* begin Data *

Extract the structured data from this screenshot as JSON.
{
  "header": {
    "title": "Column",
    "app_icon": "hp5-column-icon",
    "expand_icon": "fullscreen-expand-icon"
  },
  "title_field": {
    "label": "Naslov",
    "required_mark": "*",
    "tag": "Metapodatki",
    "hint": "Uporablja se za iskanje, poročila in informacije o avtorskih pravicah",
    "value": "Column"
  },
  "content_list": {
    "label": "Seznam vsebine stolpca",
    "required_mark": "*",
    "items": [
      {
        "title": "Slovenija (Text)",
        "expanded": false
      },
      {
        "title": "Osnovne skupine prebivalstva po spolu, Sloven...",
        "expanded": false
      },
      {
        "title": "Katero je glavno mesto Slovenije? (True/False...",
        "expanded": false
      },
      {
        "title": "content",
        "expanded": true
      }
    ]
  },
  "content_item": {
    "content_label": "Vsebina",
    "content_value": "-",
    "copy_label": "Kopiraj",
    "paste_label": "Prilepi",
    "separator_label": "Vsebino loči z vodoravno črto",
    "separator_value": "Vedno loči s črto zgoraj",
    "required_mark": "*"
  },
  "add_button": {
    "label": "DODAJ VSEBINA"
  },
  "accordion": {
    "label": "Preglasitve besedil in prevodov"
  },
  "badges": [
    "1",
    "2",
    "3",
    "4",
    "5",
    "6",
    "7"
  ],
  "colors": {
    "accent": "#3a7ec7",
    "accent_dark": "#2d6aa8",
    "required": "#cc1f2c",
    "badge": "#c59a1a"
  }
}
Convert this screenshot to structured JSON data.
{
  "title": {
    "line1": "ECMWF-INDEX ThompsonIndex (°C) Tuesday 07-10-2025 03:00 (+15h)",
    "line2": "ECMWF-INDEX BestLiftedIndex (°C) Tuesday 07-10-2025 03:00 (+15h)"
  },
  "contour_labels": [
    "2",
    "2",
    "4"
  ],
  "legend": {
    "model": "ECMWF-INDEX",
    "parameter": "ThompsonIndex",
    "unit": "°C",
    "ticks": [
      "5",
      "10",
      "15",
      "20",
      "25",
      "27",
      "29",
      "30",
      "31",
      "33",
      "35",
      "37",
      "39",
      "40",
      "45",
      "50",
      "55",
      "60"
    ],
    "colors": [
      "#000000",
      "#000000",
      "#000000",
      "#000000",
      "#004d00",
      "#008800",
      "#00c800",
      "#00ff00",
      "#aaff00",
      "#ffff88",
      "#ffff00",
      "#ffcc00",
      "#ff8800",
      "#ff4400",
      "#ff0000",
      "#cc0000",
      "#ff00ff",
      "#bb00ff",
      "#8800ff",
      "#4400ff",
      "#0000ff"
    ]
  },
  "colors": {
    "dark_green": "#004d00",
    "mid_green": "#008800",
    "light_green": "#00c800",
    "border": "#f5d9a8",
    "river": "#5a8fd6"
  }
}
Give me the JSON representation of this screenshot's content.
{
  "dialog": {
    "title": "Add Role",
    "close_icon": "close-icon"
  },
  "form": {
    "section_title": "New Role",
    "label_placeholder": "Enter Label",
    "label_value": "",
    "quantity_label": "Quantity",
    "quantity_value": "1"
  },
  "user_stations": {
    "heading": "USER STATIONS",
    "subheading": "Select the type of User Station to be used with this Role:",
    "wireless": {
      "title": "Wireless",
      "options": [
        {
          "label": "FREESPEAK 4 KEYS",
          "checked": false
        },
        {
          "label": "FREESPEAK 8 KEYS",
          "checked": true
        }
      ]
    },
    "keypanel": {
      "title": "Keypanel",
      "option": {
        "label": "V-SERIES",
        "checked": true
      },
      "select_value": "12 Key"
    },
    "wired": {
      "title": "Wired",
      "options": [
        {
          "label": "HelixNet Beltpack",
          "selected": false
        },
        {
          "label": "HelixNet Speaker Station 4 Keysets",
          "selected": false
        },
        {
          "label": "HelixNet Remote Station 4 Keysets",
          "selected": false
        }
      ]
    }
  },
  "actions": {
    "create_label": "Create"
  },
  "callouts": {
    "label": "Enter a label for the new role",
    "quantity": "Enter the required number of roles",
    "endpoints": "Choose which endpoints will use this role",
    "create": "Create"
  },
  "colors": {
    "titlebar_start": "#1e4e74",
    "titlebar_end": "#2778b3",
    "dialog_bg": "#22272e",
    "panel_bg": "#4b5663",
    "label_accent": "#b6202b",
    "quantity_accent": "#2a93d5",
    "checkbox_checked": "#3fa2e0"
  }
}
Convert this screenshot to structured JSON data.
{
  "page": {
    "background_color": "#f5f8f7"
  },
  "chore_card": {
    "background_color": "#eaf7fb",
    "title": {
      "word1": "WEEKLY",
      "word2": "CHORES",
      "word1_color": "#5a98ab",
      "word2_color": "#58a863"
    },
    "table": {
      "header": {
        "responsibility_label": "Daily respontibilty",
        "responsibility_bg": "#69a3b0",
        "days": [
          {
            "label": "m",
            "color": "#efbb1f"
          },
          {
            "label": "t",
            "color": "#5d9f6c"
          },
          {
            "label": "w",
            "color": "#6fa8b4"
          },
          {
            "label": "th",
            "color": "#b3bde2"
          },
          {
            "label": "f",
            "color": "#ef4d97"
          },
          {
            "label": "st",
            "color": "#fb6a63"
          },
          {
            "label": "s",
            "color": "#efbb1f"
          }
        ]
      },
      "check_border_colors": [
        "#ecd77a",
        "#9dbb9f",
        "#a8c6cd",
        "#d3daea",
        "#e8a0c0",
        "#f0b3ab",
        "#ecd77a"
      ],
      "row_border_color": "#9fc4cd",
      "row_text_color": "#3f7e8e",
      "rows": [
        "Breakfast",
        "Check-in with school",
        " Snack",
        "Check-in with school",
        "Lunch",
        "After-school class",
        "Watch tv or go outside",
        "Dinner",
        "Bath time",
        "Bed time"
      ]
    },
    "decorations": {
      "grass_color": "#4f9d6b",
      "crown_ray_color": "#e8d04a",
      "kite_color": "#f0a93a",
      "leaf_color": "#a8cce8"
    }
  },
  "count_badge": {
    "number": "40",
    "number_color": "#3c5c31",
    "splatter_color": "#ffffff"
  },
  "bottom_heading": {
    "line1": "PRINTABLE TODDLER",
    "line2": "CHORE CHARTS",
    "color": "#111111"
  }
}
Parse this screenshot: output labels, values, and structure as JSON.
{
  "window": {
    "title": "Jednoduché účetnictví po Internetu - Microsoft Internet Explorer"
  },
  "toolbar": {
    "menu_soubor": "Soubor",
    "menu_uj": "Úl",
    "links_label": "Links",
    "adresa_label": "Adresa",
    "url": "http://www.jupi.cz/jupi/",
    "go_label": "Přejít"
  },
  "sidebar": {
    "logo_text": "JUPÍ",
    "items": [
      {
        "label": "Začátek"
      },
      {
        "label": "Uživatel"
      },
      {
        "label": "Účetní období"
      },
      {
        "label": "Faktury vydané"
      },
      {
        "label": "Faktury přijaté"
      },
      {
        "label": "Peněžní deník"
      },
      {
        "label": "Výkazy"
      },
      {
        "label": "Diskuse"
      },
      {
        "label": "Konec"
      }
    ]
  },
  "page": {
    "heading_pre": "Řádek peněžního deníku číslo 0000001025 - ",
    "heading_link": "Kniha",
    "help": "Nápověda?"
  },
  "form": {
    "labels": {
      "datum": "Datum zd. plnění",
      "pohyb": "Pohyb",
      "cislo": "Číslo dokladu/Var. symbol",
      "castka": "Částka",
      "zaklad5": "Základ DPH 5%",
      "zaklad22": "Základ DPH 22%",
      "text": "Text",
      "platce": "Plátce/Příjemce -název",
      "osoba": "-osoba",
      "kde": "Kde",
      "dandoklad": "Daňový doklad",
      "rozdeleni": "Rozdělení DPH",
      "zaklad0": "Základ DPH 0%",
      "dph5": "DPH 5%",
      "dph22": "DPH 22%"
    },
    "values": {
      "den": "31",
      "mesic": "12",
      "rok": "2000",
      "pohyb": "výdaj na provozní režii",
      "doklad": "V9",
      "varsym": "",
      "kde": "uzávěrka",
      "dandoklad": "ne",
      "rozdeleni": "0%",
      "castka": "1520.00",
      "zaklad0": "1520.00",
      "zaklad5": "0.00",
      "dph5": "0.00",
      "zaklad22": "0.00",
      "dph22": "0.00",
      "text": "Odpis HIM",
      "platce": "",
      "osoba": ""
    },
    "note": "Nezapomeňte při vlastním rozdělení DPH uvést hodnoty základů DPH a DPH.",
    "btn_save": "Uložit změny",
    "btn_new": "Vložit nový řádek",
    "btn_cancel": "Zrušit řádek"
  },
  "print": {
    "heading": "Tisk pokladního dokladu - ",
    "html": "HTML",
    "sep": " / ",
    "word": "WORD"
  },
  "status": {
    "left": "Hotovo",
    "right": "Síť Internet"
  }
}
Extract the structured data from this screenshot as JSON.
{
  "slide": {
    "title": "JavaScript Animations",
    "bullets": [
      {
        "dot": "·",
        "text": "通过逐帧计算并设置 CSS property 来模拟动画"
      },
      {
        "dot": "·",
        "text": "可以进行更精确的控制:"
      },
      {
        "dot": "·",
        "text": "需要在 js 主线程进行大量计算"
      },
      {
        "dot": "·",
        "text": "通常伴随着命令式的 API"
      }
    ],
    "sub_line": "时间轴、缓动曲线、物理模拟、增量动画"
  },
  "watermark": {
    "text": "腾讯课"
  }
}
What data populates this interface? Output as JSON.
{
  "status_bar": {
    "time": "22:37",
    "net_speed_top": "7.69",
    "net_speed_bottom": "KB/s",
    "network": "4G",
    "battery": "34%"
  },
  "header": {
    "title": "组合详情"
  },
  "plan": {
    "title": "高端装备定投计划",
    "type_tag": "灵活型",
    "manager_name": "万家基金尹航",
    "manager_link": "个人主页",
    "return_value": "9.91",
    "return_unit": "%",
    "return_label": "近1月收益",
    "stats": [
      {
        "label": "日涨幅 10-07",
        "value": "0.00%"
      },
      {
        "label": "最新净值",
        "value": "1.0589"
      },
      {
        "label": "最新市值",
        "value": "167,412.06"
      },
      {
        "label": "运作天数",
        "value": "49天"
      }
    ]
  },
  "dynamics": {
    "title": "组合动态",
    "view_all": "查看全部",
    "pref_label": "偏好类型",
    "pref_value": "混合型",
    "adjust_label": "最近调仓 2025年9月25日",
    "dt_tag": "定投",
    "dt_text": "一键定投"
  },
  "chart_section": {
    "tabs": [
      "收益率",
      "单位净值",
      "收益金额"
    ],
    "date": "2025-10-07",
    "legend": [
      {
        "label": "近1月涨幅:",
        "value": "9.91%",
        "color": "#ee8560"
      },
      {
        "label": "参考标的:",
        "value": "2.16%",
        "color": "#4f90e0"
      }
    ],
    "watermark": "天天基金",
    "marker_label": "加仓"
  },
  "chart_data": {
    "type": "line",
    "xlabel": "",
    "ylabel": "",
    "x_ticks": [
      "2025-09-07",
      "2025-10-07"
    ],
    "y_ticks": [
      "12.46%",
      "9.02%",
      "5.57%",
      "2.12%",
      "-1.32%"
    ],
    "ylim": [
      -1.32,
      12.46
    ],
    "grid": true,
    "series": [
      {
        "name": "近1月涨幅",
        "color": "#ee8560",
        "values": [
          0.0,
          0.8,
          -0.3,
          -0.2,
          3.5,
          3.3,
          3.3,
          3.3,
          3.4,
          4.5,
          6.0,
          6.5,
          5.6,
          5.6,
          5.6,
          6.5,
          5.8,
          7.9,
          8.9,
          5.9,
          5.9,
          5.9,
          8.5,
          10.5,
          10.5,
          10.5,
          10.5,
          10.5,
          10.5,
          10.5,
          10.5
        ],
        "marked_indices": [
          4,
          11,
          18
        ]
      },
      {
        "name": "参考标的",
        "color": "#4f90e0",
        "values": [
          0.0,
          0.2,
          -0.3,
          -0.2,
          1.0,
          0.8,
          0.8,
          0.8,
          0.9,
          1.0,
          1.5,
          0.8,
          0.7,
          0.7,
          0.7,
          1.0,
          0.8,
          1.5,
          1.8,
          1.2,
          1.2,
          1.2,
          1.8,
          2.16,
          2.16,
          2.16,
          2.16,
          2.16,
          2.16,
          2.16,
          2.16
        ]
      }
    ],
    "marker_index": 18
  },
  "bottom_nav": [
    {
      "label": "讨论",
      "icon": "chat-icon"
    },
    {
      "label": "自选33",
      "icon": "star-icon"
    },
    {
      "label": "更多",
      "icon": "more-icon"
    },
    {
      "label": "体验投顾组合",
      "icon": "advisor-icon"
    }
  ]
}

* end Data *

What is asked ::
Among the entries above, identify all lines with "dokladu" and copy them.

Written reply ::
      "cislo": "Číslo dokladu/Var. symbol",
    "heading": "Tisk pokladního dokladu - ",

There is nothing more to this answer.